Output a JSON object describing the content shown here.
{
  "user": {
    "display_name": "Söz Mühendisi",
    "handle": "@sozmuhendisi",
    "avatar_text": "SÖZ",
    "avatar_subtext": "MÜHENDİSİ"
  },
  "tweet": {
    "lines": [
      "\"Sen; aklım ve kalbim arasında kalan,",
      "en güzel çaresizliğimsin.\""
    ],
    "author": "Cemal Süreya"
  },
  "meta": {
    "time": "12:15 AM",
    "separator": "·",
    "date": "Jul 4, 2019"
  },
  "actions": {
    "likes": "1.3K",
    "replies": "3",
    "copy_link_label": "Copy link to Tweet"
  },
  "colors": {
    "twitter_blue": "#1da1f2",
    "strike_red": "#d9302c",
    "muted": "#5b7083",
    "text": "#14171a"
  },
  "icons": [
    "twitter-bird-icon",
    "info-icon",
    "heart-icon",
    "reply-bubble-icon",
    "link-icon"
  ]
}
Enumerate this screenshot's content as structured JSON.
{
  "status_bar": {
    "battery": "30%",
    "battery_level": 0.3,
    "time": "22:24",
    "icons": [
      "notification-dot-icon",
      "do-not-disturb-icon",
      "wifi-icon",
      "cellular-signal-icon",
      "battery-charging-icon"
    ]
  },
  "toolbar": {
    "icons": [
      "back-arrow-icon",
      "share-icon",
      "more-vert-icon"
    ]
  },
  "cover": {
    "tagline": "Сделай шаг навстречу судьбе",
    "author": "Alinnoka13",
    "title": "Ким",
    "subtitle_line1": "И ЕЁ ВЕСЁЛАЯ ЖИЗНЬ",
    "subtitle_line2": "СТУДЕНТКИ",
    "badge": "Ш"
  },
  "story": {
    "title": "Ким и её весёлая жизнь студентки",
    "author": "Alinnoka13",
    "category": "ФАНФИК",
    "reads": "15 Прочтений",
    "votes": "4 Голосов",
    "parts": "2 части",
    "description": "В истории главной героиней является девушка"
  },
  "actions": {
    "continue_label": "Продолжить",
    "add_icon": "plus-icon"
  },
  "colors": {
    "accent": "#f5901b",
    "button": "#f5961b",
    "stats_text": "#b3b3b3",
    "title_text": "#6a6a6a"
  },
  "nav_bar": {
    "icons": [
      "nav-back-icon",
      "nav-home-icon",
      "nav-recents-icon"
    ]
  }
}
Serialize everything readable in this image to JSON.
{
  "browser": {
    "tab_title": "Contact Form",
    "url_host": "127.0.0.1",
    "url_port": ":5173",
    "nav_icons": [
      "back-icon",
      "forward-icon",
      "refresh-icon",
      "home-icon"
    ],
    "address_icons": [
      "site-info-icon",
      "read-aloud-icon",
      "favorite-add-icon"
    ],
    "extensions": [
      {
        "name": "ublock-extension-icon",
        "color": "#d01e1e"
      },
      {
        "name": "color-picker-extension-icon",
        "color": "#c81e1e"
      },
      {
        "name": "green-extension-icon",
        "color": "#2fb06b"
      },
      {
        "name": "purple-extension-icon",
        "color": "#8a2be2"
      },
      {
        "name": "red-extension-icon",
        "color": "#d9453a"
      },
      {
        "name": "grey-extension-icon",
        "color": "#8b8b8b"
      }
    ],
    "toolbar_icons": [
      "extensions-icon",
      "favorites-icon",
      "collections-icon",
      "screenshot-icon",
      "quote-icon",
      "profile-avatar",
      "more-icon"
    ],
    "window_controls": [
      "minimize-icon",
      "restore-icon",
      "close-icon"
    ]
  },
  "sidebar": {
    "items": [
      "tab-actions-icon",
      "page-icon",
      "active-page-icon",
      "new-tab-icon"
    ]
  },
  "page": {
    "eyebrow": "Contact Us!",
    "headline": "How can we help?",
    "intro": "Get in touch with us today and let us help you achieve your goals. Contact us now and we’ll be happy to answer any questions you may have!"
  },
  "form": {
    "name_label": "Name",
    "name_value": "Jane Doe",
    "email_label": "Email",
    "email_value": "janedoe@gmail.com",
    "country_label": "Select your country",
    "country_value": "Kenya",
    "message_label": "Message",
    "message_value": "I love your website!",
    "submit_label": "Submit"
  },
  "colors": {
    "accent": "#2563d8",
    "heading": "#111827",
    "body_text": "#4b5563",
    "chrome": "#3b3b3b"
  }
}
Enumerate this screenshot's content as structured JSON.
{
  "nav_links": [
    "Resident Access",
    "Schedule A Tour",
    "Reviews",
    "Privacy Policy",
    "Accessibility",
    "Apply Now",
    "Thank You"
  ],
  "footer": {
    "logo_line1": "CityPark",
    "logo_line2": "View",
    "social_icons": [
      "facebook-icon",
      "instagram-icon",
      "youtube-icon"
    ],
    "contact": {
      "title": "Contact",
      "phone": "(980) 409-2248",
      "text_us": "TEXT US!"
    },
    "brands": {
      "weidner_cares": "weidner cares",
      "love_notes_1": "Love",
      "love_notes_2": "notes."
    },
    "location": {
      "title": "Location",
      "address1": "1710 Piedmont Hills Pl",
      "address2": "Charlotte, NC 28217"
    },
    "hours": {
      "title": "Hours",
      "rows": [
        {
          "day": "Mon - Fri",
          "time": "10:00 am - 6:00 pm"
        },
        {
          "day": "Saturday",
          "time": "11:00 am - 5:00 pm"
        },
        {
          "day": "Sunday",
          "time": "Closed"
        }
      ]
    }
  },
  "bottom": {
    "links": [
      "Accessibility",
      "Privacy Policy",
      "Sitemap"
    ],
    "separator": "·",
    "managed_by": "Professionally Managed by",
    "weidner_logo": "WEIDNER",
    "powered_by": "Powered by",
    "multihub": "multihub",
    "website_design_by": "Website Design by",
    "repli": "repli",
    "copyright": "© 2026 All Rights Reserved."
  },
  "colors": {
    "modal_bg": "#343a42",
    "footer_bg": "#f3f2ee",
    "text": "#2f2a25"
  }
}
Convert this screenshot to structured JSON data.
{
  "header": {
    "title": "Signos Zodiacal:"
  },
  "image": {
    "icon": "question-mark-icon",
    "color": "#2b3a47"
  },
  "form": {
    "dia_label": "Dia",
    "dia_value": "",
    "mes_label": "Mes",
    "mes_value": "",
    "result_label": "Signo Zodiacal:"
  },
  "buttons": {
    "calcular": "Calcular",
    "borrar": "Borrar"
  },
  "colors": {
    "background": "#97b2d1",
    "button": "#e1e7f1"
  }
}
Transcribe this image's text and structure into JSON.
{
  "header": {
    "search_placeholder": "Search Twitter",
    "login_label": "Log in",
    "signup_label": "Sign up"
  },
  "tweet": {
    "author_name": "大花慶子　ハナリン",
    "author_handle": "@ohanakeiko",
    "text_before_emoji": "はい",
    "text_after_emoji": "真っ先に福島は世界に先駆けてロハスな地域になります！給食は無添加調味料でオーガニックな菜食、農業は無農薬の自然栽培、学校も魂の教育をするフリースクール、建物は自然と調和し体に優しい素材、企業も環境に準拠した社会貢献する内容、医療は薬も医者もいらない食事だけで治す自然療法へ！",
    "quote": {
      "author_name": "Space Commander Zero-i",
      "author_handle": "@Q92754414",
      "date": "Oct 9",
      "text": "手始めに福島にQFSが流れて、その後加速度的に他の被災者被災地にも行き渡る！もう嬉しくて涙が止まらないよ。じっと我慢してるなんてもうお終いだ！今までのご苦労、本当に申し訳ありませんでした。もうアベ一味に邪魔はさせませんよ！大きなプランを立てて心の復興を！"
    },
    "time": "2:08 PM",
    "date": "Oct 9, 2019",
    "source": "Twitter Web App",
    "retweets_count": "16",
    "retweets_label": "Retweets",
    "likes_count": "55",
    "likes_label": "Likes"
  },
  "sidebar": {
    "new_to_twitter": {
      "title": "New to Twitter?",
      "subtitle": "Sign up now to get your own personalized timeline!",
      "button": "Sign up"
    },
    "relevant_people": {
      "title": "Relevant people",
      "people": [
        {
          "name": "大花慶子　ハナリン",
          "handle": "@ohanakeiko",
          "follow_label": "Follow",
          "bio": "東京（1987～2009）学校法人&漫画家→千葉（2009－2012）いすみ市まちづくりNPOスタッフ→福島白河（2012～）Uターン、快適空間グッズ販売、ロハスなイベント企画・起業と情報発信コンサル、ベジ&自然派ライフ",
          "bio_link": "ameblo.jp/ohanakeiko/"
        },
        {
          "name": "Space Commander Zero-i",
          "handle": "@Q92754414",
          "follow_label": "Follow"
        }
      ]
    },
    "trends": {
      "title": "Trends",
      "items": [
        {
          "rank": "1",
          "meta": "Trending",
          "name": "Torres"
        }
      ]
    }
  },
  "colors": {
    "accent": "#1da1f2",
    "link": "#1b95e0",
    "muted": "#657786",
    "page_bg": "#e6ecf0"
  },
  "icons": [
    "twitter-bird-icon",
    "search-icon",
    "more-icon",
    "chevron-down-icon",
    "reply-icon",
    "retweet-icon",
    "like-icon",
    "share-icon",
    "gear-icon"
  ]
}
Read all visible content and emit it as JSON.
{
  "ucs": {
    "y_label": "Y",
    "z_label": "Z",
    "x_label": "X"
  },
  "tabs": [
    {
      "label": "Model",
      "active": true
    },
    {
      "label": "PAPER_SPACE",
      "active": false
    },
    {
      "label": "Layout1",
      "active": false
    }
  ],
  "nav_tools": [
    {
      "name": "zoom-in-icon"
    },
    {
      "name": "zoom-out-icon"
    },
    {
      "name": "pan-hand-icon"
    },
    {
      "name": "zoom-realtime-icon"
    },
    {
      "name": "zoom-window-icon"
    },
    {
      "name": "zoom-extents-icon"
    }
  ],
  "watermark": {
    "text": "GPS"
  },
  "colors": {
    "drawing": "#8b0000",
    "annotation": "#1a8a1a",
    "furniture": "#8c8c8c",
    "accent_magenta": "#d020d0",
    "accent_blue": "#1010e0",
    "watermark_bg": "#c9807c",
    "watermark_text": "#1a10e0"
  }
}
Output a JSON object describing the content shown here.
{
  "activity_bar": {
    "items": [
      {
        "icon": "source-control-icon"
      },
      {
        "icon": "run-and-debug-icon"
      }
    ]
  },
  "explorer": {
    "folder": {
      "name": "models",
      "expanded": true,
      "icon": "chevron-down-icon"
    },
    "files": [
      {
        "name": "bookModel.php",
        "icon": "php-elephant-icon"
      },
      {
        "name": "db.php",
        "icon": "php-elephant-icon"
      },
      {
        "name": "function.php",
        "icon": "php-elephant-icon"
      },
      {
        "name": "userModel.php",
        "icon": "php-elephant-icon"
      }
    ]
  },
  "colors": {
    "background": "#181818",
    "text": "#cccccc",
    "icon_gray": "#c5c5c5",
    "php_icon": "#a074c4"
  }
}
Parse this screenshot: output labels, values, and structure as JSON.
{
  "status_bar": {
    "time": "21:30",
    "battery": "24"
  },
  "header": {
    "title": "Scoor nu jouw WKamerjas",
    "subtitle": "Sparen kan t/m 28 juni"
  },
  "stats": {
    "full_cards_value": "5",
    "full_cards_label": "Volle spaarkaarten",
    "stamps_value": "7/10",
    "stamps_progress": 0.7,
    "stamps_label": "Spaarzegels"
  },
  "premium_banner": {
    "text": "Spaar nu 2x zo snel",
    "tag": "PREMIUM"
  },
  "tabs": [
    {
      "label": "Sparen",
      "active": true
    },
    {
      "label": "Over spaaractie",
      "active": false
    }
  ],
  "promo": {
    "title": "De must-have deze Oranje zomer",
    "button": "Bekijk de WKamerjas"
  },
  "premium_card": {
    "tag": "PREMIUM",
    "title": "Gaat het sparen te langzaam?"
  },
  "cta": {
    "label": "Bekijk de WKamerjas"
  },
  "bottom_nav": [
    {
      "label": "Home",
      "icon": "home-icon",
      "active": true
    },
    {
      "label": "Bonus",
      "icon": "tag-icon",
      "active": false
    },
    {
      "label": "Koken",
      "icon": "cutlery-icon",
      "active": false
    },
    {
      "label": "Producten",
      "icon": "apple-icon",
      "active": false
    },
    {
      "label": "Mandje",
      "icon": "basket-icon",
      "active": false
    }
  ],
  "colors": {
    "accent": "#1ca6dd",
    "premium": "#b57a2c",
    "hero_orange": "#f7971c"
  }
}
• • •
Problem details — Copy each line of the data that contains the word "Follow".

Final result —
          "follow_label": "Follow",
          "follow_label": "Follow"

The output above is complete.